__WHAT NEEDS TO BE DONE__: Return the entries below in their exact form, leaving the pictures out.

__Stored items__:
══════

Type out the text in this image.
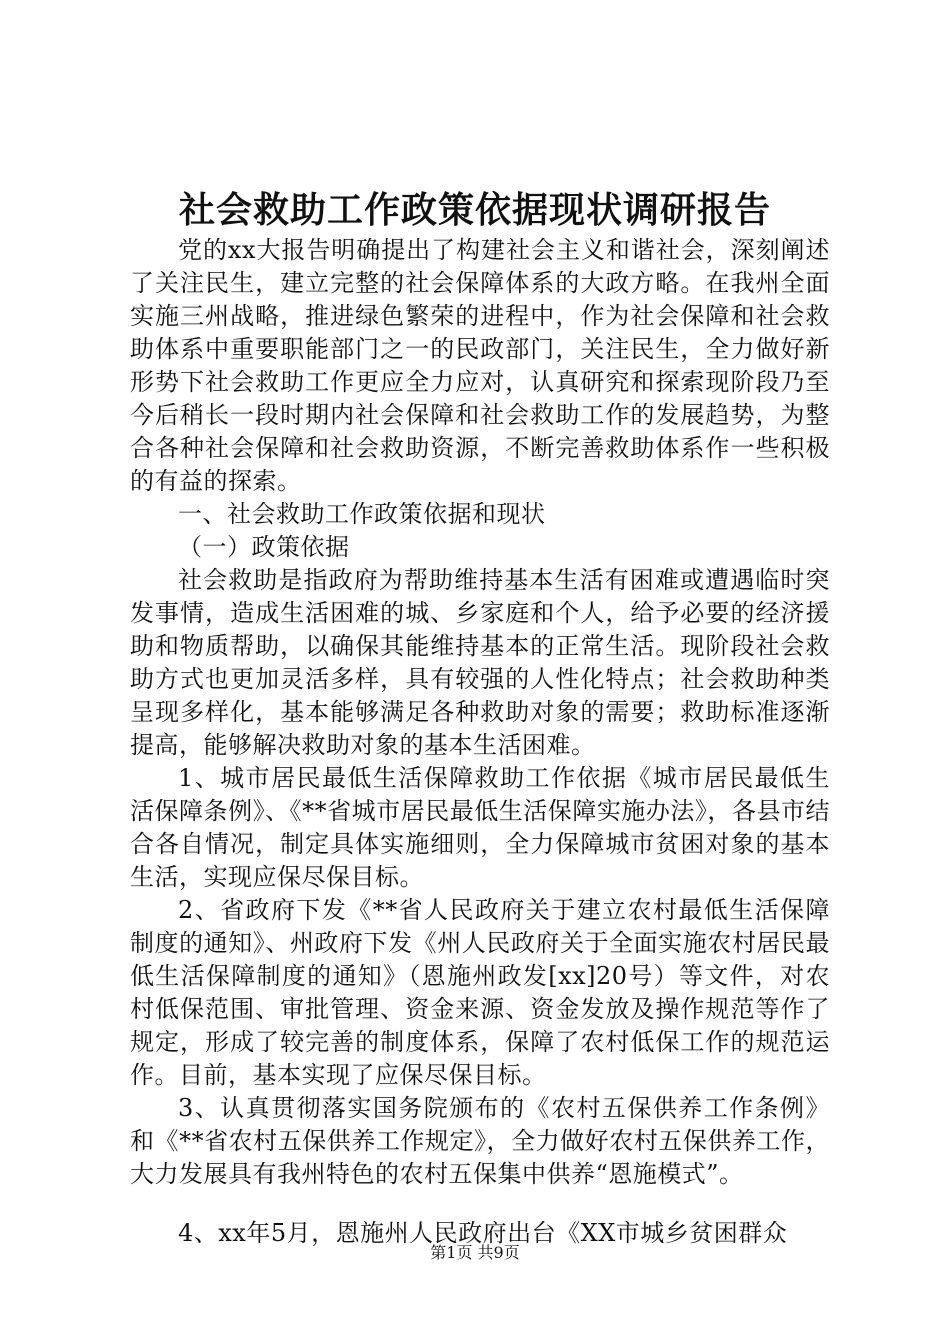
社会救助工作政策依据现状调研报告

党的xx大报告明确提出了构建社会主义和谐社会，深刻阐述了关注民生，建立完整的社会保障体系的大政方略。在我州全面实施三州战略，推进绿色繁荣的进程中，作为社会保障和社会救助体系中重要职能部门之一的民政部门，关注民生，全力做好新形势下社会救助工作更应全力应对，认真研究和探索现阶段乃至今后稍长一段时期内社会保障和社会救助工作的发展趋势，为整合各种社会保障和社会救助资源，不断完善救助体系作一些积极的有益的探索。

一、社会救助工作政策依据和现状

（一）政策依据

社会救助是指政府为帮助维持基本生活有困难或遭遇临时突发事情，造成生活困难的城、乡家庭和个人，给予必要的经济援助和物质帮助，以确保其能维持基本的正常生活。现阶段社会救助方式也更加灵活多样，具有较强的人性化特点；社会救助种类呈现多样化，基本能够满足各种救助对象的需要；救助标准逐渐提高，能够解决救助对象的基本生活困难。

1、城市居民最低生活保障救助工作依据《城市居民最低生活保障条例》、《**省城市居民最低生活保障实施办法》，各县市结合各自情况，制定具体实施细则，全力保障城市贫困对象的基本生活，实现应保尽保目标。

2、省政府下发《**省人民政府关于建立农村最低生活保障制度的通知》、州政府下发《州人民政府关于全面实施农村居民最低生活保障制度的通知》（恩施州政发[xx]20号）等文件，对农村低保范围、审批管理、资金来源、资金发放及操作规范等作了规定，形成了较完善的制度体系，保障了农村低保工作的规范运作。目前，基本实现了应保尽保目标。

3、认真贯彻落实国务院颁布的《农村五保供养工作条例》和《**省农村五保供养工作规定》，全力做好农村五保供养工作，大力发展具有我州特色的农村五保集中供养“恩施模式”。

4、xx年5月，恩施州人民政府出台《XX市城乡贫困群众

第1页 共9页
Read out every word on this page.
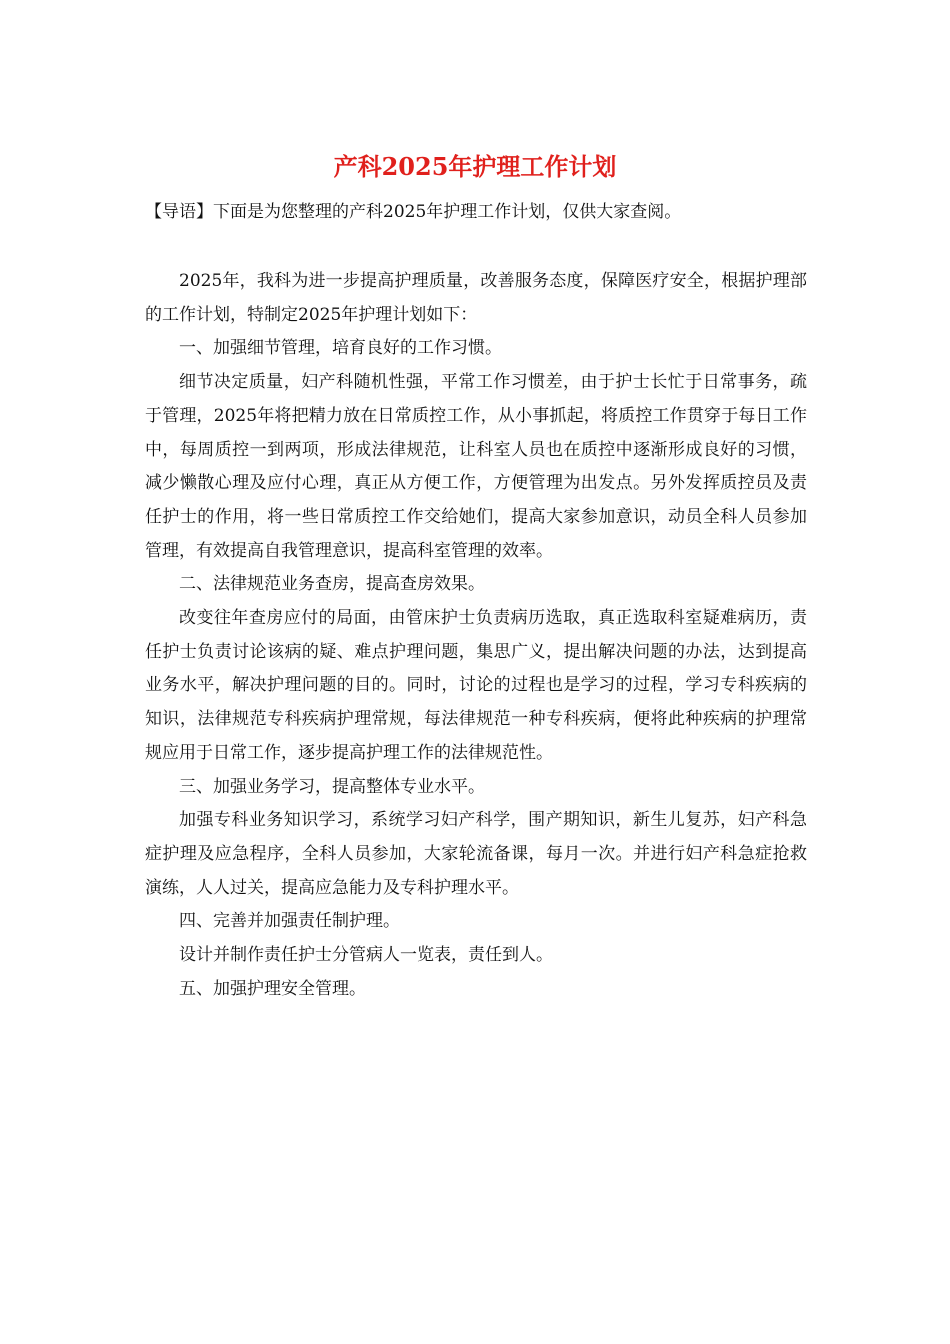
产科2025年护理工作计划

【导语】下面是为您整理的产科2025年护理工作计划，仅供大家查阅。

2025年，我科为进一步提高护理质量，改善服务态度，保障医疗安全，根据护理部的工作计划，特制定2025年护理计划如下：

一、加强细节管理，培育良好的工作习惯。

细节决定质量，妇产科随机性强，平常工作习惯差，由于护士长忙于日常事务，疏于管理，2025年将把精力放在日常质控工作，从小事抓起，将质控工作贯穿于每日工作中，每周质控一到两项，形成法律规范，让科室人员也在质控中逐渐形成良好的习惯，减少懒散心理及应付心理，真正从方便工作，方便管理为出发点。另外发挥质控员及责任护士的作用，将一些日常质控工作交给她们，提高大家参加意识，动员全科人员参加管理，有效提高自我管理意识，提高科室管理的效率。

二、法律规范业务查房，提高查房效果。

改变往年查房应付的局面，由管床护士负责病历选取，真正选取科室疑难病历，责任护士负责讨论该病的疑、难点护理问题，集思广义，提出解决问题的办法，达到提高业务水平，解决护理问题的目的。同时，讨论的过程也是学习的过程，学习专科疾病的知识，法律规范专科疾病护理常规，每法律规范一种专科疾病，便将此种疾病的护理常规应用于日常工作，逐步提高护理工作的法律规范性。

三、加强业务学习，提高整体专业水平。

加强专科业务知识学习，系统学习妇产科学，围产期知识，新生儿复苏，妇产科急症护理及应急程序，全科人员参加，大家轮流备课，每月一次。并进行妇产科急症抢救演练，人人过关，提高应急能力及专科护理水平。

四、完善并加强责任制护理。

设计并制作责任护士分管病人一览表，责任到人。

五、加强护理安全管理。
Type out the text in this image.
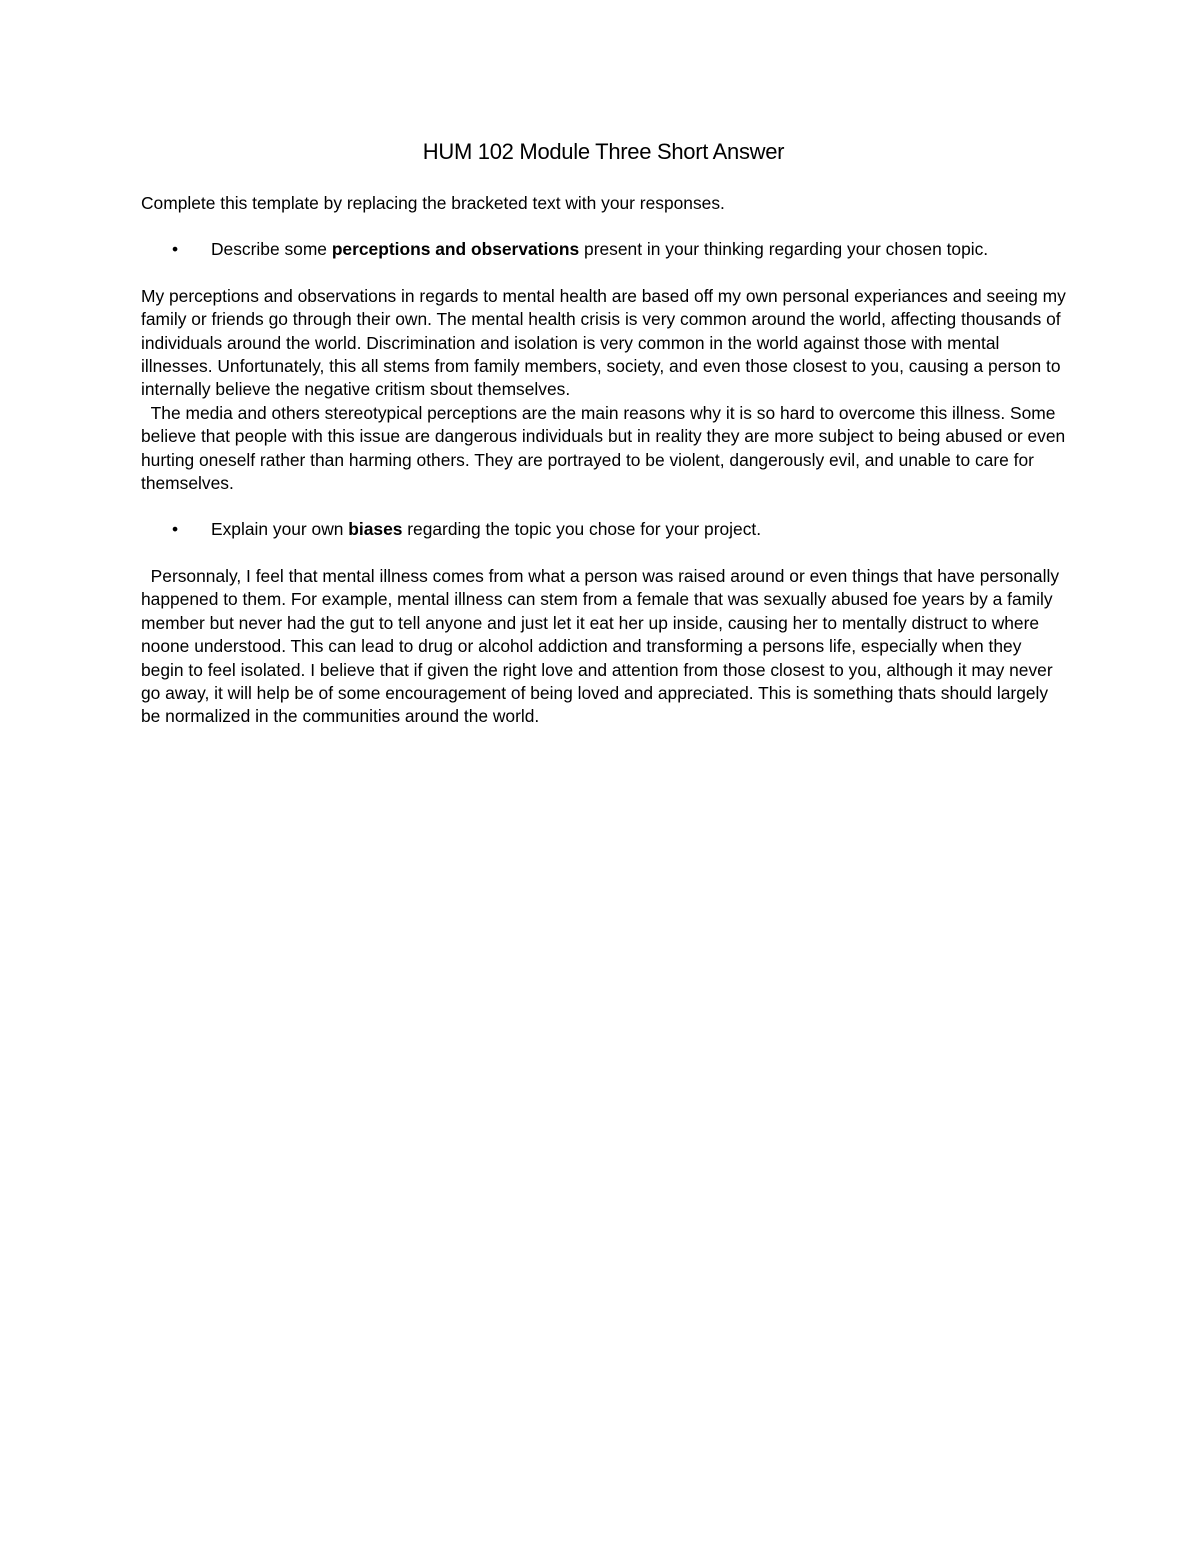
HUM 102 Module Three Short Answer

Complete this template by replacing the bracketed text with your responses.

•	Describe some perceptions and observations present in your thinking regarding your chosen topic.

My perceptions and observations in regards to mental health are based off my own personal experiances and seeing my family or friends go through their own. The mental health crisis is very common around the world, affecting thousands of individuals around the world. Discrimination and isolation is very common in the world against those with mental illnesses. Unfortunately, this all stems from family members, society, and even those closest to you, causing a person to internally believe the negative critism sbout themselves.

The media and others stereotypical perceptions are the main reasons why it is so hard to overcome this illness. Some believe that people with this issue are dangerous individuals but in reality they are more subject to being abused or even hurting oneself rather than harming others. They are portrayed to be violent, dangerously evil, and unable to care for themselves.

•	Explain your own biases regarding the topic you chose for your project.

Personnaly, I feel that mental illness comes from what a person was raised around or even things that have personally happened to them. For example, mental illness can stem from a female that was sexually abused foe years by a family member but never had the gut to tell anyone and just let it eat her up inside, causing her to mentally distruct to where noone understood. This can lead to drug or alcohol addiction and transforming a persons life, especially when they begin to feel isolated. I believe that if given the right love and attention from those closest to you, although it may never go away, it will help be of some encouragement of being loved and appreciated. This is something thats should largely be normalized in the communities around the world.
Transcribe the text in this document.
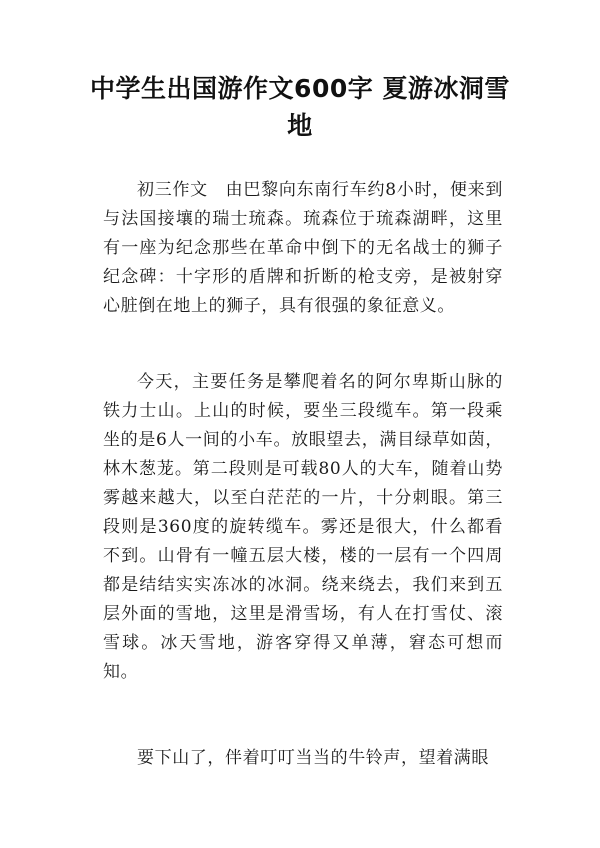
中学生出国游作文600字 夏游冰洞雪地

初三作文　由巴黎向东南行车约8小时，便来到与法国接壤的瑞士琉森。琉森位于琉森湖畔，这里有一座为纪念那些在革命中倒下的无名战士的狮子纪念碑：十字形的盾牌和折断的枪支旁，是被射穿心脏倒在地上的狮子，具有很强的象征意义。

今天，主要任务是攀爬着名的阿尔卑斯山脉的铁力士山。上山的时候，要坐三段缆车。第一段乘坐的是6人一间的小车。放眼望去，满目绿草如茵，林木葱茏。第二段则是可载80人的大车，随着山势雾越来越大，以至白茫茫的一片，十分刺眼。第三段则是360度的旋转缆车。雾还是很大，什么都看不到。山骨有一幢五层大楼，楼的一层有一个四周都是结结实实冻冰的冰洞。绕来绕去，我们来到五层外面的雪地，这里是滑雪场，有人在打雪仗、滚雪球。冰天雪地，游客穿得又单薄，窘态可想而知。

要下山了，伴着叮叮当当的牛铃声，望着满眼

══════

__WRITTEN ANSWER__:
Type out the text in this image.
社会救助工作政策依据现状调研报告

党的xx大报告明确提出了构建社会主义和谐社会，深刻阐述了关注民生，建立完整的社会保障体系的大政方略。在我州全面实施三州战略，推进绿色繁荣的进程中，作为社会保障和社会救助体系中重要职能部门之一的民政部门，关注民生，全力做好新形势下社会救助工作更应全力应对，认真研究和探索现阶段乃至今后稍长一段时期内社会保障和社会救助工作的发展趋势，为整合各种社会保障和社会救助资源，不断完善救助体系作一些积极的有益的探索。

一、社会救助工作政策依据和现状

（一）政策依据

社会救助是指政府为帮助维持基本生活有困难或遭遇临时突发事情，造成生活困难的城、乡家庭和个人，给予必要的经济援助和物质帮助，以确保其能维持基本的正常生活。现阶段社会救助方式也更加灵活多样，具有较强的人性化特点；社会救助种类呈现多样化，基本能够满足各种救助对象的需要；救助标准逐渐提高，能够解决救助对象的基本生活困难。

1、城市居民最低生活保障救助工作依据《城市居民最低生活保障条例》、《**省城市居民最低生活保障实施办法》，各县市结合各自情况，制定具体实施细则，全力保障城市贫困对象的基本生活，实现应保尽保目标。

2、省政府下发《**省人民政府关于建立农村最低生活保障制度的通知》、州政府下发《州人民政府关于全面实施农村居民最低生活保障制度的通知》（恩施州政发[xx]20号）等文件，对农村低保范围、审批管理、资金来源、资金发放及操作规范等作了规定，形成了较完善的制度体系，保障了农村低保工作的规范运作。目前，基本实现了应保尽保目标。

3、认真贯彻落实国务院颁布的《农村五保供养工作条例》和《**省农村五保供养工作规定》，全力做好农村五保供养工作，大力发展具有我州特色的农村五保集中供养“恩施模式”。

4、xx年5月，恩施州人民政府出台《XX市城乡贫困群众

第1页 共9页
Read out every word on this page.
产科2025年护理工作计划

【导语】下面是为您整理的产科2025年护理工作计划，仅供大家查阅。

2025年，我科为进一步提高护理质量，改善服务态度，保障医疗安全，根据护理部的工作计划，特制定2025年护理计划如下：

一、加强细节管理，培育良好的工作习惯。

细节决定质量，妇产科随机性强，平常工作习惯差，由于护士长忙于日常事务，疏于管理，2025年将把精力放在日常质控工作，从小事抓起，将质控工作贯穿于每日工作中，每周质控一到两项，形成法律规范，让科室人员也在质控中逐渐形成良好的习惯，减少懒散心理及应付心理，真正从方便工作，方便管理为出发点。另外发挥质控员及责任护士的作用，将一些日常质控工作交给她们，提高大家参加意识，动员全科人员参加管理，有效提高自我管理意识，提高科室管理的效率。

二、法律规范业务查房，提高查房效果。

改变往年查房应付的局面，由管床护士负责病历选取，真正选取科室疑难病历，责任护士负责讨论该病的疑、难点护理问题，集思广义，提出解决问题的办法，达到提高业务水平，解决护理问题的目的。同时，讨论的过程也是学习的过程，学习专科疾病的知识，法律规范专科疾病护理常规，每法律规范一种专科疾病，便将此种疾病的护理常规应用于日常工作，逐步提高护理工作的法律规范性。

三、加强业务学习，提高整体专业水平。

加强专科业务知识学习，系统学习妇产科学，围产期知识，新生儿复苏，妇产科急症护理及应急程序，全科人员参加，大家轮流备课，每月一次。并进行妇产科急症抢救演练，人人过关，提高应急能力及专科护理水平。

四、完善并加强责任制护理。

设计并制作责任护士分管病人一览表，责任到人。

五、加强护理安全管理。
Type out the text in this image.
HUM 102 Module Three Short Answer

Complete this template by replacing the bracketed text with your responses.

•	Describe some perceptions and observations present in your thinking regarding your chosen topic.

My perceptions and observations in regards to mental health are based off my own personal experiances and seeing my family or friends go through their own. The mental health crisis is very common around the world, affecting thousands of individuals around the world. Discrimination and isolation is very common in the world against those with mental illnesses. Unfortunately, this all stems from family members, society, and even those closest to you, causing a person to internally believe the negative critism sbout themselves.

The media and others stereotypical perceptions are the main reasons why it is so hard to overcome this illness. Some believe that people with this issue are dangerous individuals but in reality they are more subject to being abused or even hurting oneself rather than harming others. They are portrayed to be violent, dangerously evil, and unable to care for themselves.

•	Explain your own biases regarding the topic you chose for your project.

Personnaly, I feel that mental illness comes from what a person was raised around or even things that have personally happened to them. For example, mental illness can stem from a female that was sexually abused foe years by a family member but never had the gut to tell anyone and just let it eat her up inside, causing her to mentally distruct to where noone understood. This can lead to drug or alcohol addiction and transforming a persons life, especially when they begin to feel isolated. I believe that if given the right love and attention from those closest to you, although it may never go away, it will help be of some encouragement of being loved and appreciated. This is something thats should largely be normalized in the communities around the world.
Transcribe the text in this document.
中学生出国游作文600字 夏游冰洞雪地

初三作文　由巴黎向东南行车约8小时，便来到与法国接壤的瑞士琉森。琉森位于琉森湖畔，这里有一座为纪念那些在革命中倒下的无名战士的狮子纪念碑：十字形的盾牌和折断的枪支旁，是被射穿心脏倒在地上的狮子，具有很强的象征意义。

今天，主要任务是攀爬着名的阿尔卑斯山脉的铁力士山。上山的时候，要坐三段缆车。第一段乘坐的是6人一间的小车。放眼望去，满目绿草如茵，林木葱茏。第二段则是可载80人的大车，随着山势雾越来越大，以至白茫茫的一片，十分刺眼。第三段则是360度的旋转缆车。雾还是很大，什么都看不到。山骨有一幢五层大楼，楼的一层有一个四周都是结结实实冻冰的冰洞。绕来绕去，我们来到五层外面的雪地，这里是滑雪场，有人在打雪仗、滚雪球。冰天雪地，游客穿得又单薄，窘态可想而知。

要下山了，伴着叮叮当当的牛铃声，望着满眼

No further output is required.